Within the material below, find each line bearing the word "offre" and present it.

##############################

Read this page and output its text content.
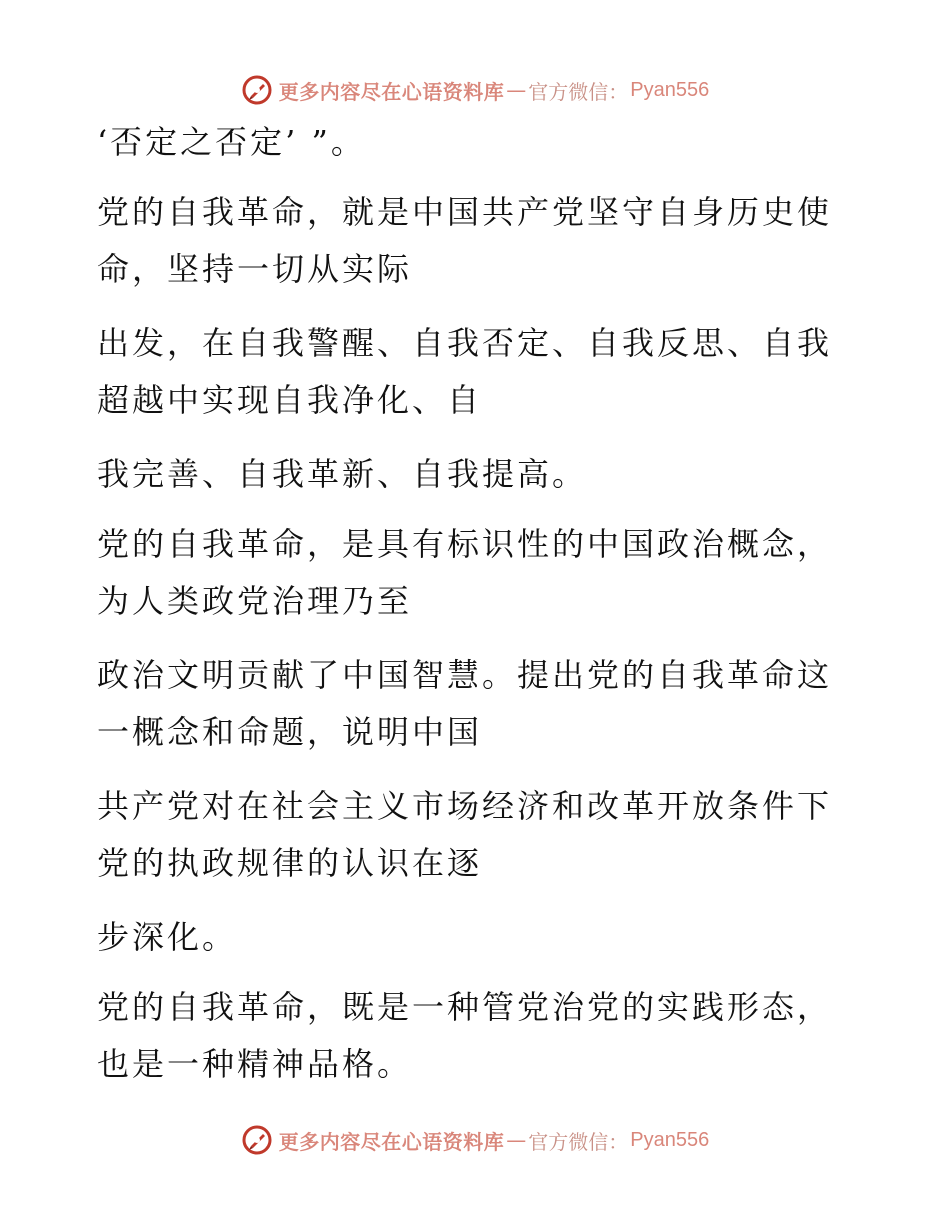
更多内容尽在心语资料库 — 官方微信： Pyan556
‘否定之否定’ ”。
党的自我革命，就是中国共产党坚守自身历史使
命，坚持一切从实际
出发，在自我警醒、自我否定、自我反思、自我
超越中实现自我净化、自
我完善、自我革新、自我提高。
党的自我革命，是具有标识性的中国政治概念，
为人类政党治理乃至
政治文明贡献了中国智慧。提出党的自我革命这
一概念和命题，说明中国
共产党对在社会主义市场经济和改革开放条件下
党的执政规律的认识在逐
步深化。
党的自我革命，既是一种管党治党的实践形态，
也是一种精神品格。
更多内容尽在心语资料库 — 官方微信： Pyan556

##############################

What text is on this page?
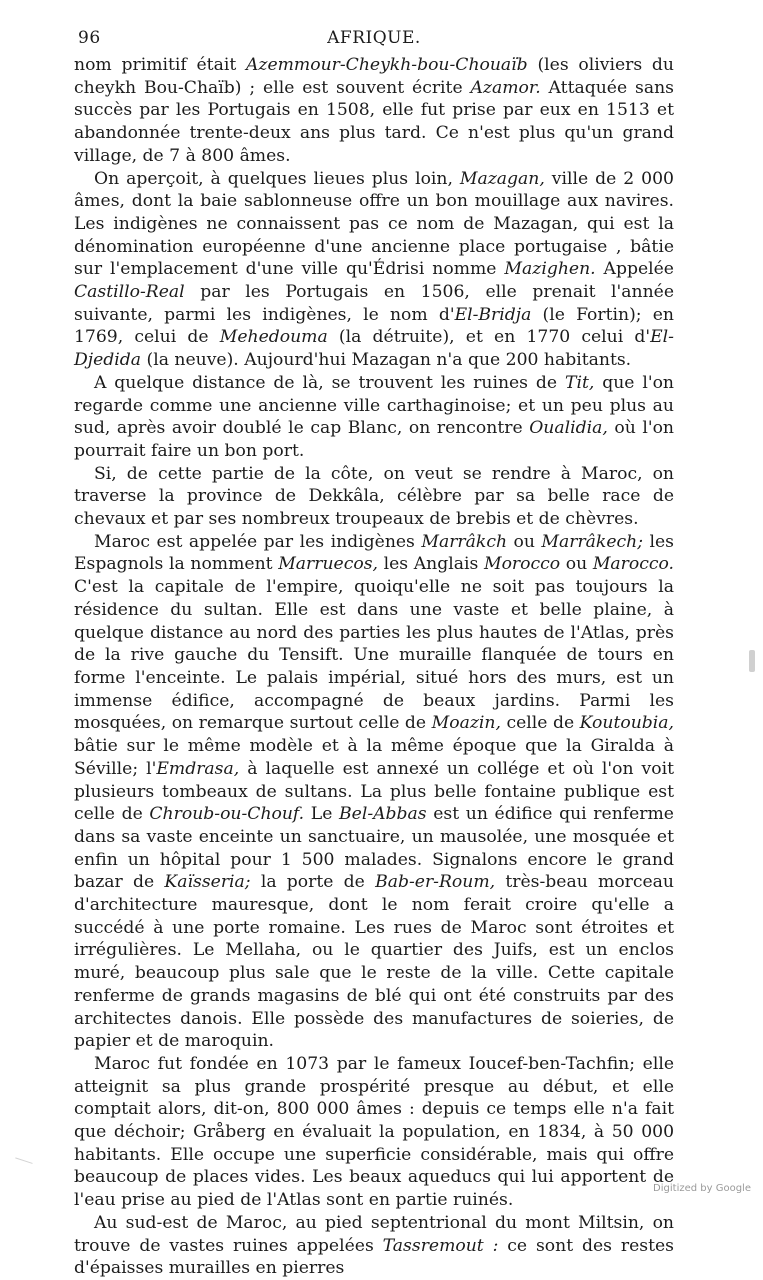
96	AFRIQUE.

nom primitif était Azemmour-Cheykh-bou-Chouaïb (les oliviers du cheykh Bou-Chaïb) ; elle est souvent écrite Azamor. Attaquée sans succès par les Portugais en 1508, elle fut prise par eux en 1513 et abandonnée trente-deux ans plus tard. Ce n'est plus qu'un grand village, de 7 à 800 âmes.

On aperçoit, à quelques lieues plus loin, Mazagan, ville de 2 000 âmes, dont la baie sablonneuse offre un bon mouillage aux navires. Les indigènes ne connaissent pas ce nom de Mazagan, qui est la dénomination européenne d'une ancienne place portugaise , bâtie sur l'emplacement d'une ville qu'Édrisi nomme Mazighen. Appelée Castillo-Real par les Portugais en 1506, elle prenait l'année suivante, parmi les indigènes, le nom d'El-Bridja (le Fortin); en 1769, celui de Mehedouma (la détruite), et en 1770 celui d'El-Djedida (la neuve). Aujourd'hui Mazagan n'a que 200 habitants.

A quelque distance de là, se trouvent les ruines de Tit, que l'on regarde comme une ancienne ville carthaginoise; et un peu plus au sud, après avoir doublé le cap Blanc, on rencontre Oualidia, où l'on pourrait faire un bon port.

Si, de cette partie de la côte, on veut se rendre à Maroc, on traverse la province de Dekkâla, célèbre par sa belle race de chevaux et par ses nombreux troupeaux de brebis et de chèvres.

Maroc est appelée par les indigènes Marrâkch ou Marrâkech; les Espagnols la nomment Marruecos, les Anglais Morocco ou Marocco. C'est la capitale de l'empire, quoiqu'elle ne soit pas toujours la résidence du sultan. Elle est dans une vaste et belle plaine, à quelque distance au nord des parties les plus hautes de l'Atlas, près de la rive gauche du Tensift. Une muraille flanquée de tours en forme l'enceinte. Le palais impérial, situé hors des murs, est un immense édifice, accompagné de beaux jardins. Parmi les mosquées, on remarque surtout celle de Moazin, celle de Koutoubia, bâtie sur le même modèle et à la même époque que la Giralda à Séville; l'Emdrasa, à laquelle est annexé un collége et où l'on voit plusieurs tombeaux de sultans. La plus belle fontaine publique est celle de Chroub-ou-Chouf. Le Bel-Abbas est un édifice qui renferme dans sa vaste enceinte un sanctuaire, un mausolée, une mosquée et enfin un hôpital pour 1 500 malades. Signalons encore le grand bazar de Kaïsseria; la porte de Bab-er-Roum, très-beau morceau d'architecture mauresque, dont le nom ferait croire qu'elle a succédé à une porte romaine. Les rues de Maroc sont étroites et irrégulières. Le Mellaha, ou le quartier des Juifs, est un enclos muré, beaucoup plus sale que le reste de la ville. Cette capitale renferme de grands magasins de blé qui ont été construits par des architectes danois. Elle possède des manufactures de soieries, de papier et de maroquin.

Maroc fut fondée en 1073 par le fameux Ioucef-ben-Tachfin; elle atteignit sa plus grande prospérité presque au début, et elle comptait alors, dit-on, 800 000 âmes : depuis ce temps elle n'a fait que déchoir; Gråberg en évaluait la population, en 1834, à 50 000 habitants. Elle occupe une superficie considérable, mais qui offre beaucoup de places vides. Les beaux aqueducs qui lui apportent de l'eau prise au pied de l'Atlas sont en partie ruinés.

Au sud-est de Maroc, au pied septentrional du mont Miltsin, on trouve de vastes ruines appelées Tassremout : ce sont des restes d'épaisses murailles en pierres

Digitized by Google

##############################

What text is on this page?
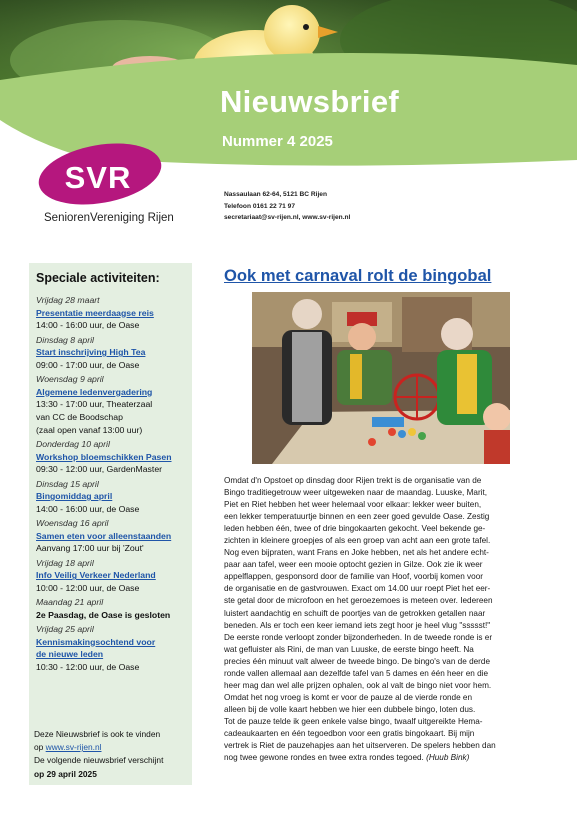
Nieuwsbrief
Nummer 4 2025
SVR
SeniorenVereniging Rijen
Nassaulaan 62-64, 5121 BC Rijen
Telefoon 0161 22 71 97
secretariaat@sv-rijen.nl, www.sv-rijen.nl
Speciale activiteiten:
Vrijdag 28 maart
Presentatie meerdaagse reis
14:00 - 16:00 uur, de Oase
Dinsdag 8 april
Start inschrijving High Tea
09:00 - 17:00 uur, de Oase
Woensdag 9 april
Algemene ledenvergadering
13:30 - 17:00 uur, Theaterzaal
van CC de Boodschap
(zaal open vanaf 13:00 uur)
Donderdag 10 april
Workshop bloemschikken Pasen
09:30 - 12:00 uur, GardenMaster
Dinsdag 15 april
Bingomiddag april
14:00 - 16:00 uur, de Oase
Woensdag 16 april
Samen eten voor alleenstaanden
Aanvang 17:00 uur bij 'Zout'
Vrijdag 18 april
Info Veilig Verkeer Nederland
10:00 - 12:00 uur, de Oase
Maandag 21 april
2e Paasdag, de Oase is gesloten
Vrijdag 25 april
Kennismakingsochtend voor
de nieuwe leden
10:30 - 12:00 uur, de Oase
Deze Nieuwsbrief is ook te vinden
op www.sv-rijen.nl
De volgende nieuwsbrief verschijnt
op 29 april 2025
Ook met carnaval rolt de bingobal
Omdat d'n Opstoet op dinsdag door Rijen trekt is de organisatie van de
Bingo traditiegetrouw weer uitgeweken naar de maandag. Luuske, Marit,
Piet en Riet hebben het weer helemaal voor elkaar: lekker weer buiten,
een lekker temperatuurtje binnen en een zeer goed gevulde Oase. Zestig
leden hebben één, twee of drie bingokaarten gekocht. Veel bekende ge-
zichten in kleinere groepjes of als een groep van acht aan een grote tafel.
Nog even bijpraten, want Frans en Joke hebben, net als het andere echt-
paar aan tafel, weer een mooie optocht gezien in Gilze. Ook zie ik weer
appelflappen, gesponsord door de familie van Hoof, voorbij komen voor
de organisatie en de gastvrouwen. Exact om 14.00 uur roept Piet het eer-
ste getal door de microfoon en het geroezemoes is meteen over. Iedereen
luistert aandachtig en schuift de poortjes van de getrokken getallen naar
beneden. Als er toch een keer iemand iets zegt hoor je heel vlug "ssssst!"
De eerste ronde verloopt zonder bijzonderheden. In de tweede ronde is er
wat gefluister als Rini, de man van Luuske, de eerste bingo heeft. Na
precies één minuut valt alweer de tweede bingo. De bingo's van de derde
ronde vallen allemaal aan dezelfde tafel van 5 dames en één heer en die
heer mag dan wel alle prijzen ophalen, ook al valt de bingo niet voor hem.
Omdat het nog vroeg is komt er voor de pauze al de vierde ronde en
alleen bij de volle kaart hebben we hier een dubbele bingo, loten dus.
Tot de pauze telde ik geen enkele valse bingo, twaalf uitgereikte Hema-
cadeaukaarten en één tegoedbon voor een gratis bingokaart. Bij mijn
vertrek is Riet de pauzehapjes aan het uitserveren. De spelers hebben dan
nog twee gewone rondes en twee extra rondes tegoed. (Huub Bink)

##############################

Task output »
On aperçoit, à quelques lieues plus loin, Mazagan, ville de 2 000 âmes, dont la baie sablonneuse offre un bon mouillage aux navires. Les indigènes ne connaissent pas ce nom de Mazagan, qui est la dénomination européenne d'une ancienne place portugaise , bâtie sur l'emplacement d'une ville qu'Édrisi nomme Mazighen. Appelée Castillo-Real par les Portugais en 1506, elle prenait l'année suivante, parmi les indigènes, le nom d'El-Bridja (le Fortin); en 1769, celui de Mehedouma (la détruite), et en 1770 celui d'El-Djedida (la neuve). Aujourd'hui Mazagan n'a que 200 habitants.
Maroc fut fondée en 1073 par le fameux Ioucef-ben-Tachfin; elle atteignit sa plus grande prospérité presque au début, et elle comptait alors, dit-on, 800 000 âmes : depuis ce temps elle n'a fait que déchoir; Gråberg en évaluait la population, en 1834, à 50 000 habitants. Elle occupe une superficie considérable, mais qui offre beaucoup de places vides. Les beaux aqueducs qui lui apportent de l'eau prise au pied de l'Atlas sont en partie ruinés.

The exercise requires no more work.